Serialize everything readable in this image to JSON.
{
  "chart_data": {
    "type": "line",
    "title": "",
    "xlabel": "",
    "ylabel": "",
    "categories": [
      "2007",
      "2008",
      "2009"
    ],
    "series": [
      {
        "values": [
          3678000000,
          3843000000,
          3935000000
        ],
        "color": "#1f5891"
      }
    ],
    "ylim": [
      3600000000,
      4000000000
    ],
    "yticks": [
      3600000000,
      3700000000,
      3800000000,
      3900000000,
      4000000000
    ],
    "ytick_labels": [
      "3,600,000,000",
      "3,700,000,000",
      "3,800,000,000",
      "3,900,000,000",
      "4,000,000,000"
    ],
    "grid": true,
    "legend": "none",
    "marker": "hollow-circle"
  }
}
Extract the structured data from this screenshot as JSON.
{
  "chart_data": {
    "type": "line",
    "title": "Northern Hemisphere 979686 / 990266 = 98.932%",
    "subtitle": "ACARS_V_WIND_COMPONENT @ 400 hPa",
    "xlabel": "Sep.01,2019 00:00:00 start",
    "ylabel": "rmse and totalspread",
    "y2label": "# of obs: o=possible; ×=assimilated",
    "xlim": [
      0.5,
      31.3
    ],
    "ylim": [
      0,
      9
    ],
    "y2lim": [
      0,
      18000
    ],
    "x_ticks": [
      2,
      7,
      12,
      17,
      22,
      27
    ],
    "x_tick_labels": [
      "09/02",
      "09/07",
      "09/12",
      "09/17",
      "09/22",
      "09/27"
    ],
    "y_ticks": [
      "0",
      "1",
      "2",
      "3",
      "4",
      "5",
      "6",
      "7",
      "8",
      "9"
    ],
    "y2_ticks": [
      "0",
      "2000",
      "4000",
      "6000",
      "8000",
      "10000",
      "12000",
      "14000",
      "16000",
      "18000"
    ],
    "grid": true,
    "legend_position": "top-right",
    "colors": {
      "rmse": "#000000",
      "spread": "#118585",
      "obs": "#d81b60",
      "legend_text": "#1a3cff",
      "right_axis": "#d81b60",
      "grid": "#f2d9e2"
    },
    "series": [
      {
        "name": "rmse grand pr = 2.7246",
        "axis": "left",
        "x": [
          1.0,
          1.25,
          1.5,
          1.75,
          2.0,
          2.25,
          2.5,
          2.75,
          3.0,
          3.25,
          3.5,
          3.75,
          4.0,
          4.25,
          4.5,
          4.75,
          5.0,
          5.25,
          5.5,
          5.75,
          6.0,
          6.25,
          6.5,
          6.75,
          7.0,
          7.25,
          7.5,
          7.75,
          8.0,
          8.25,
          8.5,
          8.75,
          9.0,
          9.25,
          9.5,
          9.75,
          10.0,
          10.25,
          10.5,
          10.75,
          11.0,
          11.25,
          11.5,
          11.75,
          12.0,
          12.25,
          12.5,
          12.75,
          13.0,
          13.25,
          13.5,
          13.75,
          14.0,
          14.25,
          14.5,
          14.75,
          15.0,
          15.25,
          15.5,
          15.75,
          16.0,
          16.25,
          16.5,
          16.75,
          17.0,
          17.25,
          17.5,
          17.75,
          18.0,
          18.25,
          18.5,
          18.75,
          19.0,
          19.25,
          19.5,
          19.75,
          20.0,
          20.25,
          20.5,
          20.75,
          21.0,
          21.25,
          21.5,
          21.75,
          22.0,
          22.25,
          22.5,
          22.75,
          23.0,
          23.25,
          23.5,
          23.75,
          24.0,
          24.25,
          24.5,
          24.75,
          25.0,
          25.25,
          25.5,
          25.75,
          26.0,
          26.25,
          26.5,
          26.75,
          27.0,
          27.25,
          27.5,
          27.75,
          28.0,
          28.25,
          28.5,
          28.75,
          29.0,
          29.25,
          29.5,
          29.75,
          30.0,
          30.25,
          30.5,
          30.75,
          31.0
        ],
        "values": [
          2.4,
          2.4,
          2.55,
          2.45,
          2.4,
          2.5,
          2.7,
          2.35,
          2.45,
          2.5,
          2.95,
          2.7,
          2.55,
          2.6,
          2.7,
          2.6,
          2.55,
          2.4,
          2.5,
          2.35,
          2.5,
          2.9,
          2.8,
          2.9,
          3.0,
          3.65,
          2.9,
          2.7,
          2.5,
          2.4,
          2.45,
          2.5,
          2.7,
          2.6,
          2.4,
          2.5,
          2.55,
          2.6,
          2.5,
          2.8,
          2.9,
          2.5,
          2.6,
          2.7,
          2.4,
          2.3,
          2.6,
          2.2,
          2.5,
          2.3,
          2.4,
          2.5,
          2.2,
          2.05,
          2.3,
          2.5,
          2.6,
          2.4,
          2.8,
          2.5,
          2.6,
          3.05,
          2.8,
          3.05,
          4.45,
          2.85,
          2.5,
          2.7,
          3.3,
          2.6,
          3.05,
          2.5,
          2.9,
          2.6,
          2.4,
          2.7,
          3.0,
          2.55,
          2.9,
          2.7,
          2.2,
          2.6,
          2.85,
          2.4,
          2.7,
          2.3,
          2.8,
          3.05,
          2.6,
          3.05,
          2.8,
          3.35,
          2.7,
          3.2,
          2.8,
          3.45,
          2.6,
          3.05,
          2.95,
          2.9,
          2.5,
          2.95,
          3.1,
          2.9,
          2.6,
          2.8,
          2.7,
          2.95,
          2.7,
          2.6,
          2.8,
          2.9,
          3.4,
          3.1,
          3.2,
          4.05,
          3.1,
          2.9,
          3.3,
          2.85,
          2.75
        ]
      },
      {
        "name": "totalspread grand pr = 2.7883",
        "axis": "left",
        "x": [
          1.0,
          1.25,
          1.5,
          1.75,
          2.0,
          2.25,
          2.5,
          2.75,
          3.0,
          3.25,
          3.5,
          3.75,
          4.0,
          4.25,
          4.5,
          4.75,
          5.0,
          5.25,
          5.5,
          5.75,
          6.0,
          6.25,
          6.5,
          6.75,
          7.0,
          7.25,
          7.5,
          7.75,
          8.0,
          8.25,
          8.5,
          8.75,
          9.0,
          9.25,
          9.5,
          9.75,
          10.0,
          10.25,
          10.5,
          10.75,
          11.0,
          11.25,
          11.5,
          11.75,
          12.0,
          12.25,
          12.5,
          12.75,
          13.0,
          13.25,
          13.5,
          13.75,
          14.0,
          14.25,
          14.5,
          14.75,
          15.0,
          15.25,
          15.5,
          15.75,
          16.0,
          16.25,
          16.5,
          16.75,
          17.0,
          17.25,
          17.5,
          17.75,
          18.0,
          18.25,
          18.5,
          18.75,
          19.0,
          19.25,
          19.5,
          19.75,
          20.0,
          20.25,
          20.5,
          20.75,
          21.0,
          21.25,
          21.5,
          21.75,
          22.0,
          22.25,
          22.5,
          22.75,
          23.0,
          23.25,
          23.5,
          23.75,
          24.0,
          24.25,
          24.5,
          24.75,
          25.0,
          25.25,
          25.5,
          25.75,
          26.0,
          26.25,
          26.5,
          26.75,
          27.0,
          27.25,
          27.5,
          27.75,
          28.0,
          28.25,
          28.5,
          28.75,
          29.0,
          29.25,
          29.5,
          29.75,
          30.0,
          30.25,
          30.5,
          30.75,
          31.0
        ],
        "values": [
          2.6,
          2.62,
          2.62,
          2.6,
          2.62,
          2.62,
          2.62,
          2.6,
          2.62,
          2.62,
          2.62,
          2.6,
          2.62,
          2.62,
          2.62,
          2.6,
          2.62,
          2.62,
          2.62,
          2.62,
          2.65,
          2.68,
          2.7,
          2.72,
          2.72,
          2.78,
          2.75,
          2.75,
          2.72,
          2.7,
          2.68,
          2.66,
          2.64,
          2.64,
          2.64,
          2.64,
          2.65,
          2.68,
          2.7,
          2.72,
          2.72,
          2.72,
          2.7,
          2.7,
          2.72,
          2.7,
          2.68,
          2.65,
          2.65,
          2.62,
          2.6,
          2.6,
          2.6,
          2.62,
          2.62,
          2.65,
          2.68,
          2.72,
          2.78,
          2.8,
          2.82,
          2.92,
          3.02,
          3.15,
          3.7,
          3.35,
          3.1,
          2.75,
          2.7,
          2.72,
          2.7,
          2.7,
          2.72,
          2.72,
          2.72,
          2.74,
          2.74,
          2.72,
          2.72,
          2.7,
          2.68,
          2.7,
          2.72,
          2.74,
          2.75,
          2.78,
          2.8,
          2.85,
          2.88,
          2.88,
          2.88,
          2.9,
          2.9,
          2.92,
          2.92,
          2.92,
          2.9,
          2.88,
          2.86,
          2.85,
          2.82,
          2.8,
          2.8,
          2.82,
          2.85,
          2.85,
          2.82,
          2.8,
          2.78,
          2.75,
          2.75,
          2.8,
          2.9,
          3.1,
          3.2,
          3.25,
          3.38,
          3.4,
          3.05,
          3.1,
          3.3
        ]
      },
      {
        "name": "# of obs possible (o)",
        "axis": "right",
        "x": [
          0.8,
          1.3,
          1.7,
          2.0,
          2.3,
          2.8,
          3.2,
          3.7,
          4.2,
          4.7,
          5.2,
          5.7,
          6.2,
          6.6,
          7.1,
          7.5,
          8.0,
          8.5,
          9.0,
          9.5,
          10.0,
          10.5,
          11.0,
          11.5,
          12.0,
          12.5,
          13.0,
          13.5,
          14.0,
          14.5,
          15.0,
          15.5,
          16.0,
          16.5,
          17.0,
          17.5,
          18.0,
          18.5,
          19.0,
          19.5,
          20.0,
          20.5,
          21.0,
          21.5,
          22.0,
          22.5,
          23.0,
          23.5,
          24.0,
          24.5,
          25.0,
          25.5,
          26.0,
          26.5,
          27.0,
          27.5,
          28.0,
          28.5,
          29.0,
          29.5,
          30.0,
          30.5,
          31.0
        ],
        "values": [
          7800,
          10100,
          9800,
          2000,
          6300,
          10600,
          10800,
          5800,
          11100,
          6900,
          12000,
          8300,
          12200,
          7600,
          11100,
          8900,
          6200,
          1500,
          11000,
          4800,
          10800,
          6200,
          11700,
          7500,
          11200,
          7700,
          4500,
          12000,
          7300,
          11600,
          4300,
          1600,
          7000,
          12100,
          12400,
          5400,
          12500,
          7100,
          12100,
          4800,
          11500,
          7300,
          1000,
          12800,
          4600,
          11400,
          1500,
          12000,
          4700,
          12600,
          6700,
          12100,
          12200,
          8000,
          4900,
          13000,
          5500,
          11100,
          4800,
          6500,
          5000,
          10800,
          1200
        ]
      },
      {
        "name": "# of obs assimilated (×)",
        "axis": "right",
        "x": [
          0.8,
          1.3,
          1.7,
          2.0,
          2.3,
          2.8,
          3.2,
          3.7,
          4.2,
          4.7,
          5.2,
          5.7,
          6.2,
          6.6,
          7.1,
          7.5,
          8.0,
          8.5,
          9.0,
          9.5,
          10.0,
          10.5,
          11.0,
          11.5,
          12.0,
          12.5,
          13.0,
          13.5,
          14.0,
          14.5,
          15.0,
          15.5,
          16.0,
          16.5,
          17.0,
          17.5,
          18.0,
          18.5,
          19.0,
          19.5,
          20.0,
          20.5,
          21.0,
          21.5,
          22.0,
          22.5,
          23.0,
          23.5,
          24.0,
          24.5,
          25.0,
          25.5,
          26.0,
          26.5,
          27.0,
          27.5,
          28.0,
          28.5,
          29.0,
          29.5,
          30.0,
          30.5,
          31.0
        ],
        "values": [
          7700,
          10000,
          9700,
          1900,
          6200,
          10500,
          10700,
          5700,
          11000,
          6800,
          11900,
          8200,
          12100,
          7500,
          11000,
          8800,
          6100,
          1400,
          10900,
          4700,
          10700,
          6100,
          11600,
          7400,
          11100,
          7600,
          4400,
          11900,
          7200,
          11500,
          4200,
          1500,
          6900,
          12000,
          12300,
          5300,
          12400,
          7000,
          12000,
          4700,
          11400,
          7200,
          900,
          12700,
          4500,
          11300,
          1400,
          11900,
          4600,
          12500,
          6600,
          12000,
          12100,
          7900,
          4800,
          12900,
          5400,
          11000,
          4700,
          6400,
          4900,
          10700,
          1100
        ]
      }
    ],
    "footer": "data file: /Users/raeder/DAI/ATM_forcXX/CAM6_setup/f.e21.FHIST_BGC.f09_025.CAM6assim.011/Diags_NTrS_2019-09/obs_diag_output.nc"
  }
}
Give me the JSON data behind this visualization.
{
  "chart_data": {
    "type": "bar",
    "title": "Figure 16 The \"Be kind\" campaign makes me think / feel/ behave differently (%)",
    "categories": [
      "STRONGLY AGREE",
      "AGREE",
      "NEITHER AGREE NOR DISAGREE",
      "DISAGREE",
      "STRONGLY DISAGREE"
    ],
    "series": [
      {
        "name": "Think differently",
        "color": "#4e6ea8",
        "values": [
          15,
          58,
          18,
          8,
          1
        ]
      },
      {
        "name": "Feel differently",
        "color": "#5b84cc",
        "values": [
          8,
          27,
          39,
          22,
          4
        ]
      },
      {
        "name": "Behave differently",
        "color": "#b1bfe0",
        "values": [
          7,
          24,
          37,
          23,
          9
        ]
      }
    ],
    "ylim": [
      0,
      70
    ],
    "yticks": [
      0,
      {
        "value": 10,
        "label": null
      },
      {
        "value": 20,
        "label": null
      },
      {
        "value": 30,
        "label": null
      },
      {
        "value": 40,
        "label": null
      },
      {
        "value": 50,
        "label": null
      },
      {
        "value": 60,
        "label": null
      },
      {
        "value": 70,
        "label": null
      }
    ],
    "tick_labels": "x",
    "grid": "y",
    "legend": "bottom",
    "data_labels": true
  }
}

━━━━━━

Write out exactly the lines from the line holding "Give me the" through the last line of the data, and nothing besides those lines.

*Finished exercise*
Give me the JSON data behind this visualization.
{
  "chart_data": {
    "type": "bar",
    "title": "Figure 16 The \"Be kind\" campaign makes me think / feel/ behave differently (%)",
    "categories": [
      "STRONGLY AGREE",
      "AGREE",
      "NEITHER AGREE NOR DISAGREE",
      "DISAGREE",
      "STRONGLY DISAGREE"
    ],
    "series": [
      {
        "name": "Think differently",
        "color": "#4e6ea8",
        "values": [
          15,
          58,
          18,
          8,
          1
        ]
      },
      {
        "name": "Feel differently",
        "color": "#5b84cc",
        "values": [
          8,
          27,
          39,
          22,
          4
        ]
      },
      {
        "name": "Behave differently",
        "color": "#b1bfe0",
        "values": [
          7,
          24,
          37,
          23,
          9
        ]
      }
    ],
    "ylim": [
      0,
      70
    ],
    "yticks": [
      0,
      {
        "value": 10,
        "label": null
      },
      {
        "value": 20,
        "label": null
      },
      {
        "value": 30,
        "label": null
      },
      {
        "value": 40,
        "label": null
      },
      {
        "value": 50,
        "label": null
      },
      {
        "value": 60,
        "label": null
      },
      {
        "value": 70,
        "label": null
      }
    ],
    "tick_labels": "x",
    "grid": "y",
    "legend": "bottom",
    "data_labels": true
  }
}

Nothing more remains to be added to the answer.